● What you have to do:
Copy out each line that includes the word "JSON".

___ Data extract ___

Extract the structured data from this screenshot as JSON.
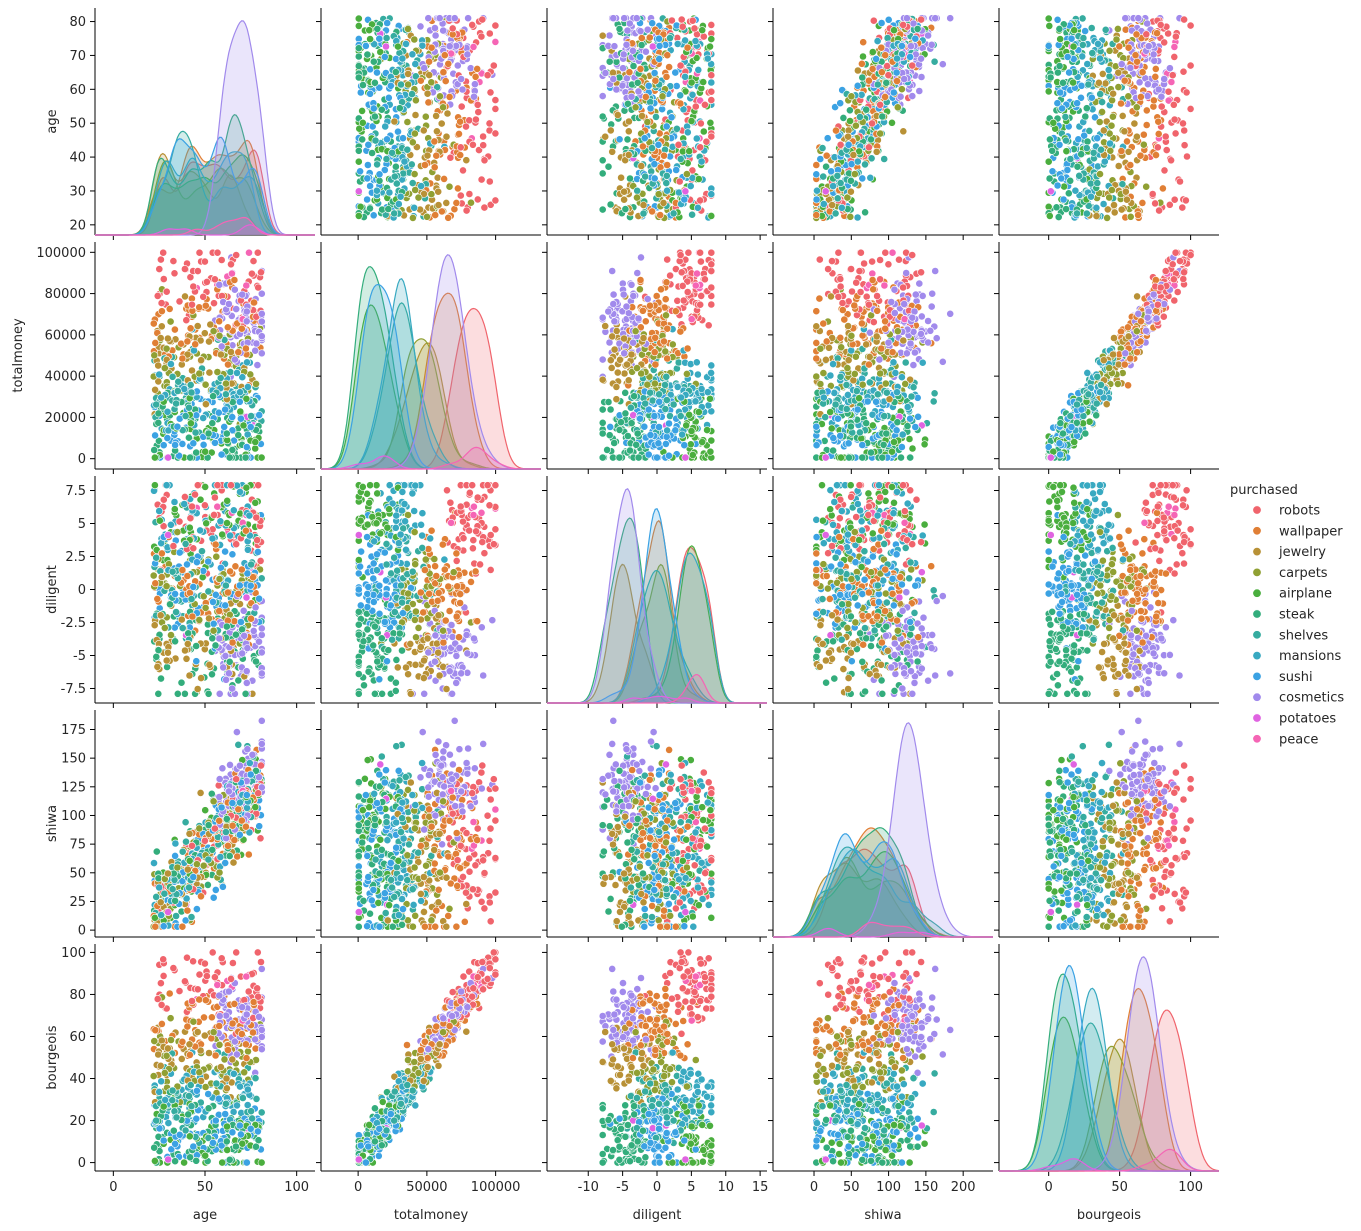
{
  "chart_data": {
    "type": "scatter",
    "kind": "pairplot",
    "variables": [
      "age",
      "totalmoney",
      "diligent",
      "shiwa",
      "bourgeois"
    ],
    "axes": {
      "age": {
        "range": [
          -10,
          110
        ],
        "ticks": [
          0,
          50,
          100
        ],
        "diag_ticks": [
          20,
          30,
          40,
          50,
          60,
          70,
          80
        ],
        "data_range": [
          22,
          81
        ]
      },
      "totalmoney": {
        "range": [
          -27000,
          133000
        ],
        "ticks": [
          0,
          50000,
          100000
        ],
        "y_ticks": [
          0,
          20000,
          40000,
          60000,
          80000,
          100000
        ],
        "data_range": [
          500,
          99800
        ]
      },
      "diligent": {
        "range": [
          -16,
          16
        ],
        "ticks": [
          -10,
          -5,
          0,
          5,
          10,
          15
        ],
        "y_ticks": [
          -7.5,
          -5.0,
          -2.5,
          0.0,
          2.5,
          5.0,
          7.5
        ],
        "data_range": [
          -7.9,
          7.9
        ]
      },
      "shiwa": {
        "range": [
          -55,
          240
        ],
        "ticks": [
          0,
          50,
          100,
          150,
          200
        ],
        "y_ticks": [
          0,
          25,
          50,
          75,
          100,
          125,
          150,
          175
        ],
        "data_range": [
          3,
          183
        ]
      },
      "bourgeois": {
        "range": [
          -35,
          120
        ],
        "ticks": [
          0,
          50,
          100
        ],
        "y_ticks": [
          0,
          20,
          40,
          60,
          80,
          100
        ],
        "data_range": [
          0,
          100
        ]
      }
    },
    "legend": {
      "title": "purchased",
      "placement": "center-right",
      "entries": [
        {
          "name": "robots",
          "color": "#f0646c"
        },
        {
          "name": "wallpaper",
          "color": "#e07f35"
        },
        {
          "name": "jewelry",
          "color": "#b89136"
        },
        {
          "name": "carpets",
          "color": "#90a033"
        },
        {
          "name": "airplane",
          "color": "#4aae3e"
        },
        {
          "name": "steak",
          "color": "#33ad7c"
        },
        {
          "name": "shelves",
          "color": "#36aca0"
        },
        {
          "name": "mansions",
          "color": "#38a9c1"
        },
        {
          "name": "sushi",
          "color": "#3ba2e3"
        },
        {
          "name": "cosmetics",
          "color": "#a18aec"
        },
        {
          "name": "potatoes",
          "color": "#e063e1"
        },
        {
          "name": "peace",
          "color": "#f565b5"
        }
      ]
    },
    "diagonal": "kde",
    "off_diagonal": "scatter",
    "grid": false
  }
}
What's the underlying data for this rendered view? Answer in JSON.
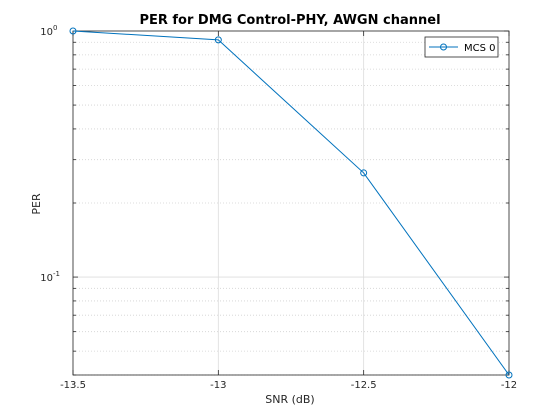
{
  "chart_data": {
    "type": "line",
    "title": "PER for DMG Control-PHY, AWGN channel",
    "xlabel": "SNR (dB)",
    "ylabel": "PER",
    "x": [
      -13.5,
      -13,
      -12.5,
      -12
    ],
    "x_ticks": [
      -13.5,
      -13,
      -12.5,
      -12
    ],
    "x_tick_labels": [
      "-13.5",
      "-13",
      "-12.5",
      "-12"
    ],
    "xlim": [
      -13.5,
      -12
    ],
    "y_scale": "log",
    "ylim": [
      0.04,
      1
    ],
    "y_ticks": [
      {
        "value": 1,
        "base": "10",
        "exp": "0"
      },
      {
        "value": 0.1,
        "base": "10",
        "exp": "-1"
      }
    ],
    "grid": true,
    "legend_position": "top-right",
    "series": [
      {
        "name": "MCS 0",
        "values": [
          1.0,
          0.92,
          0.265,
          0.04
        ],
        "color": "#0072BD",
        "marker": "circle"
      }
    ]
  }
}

___

● Result of the exercise:
Extract the structured data from this screenshot as JSON.
What's the underlying data for this rendered view? Answer in JSON.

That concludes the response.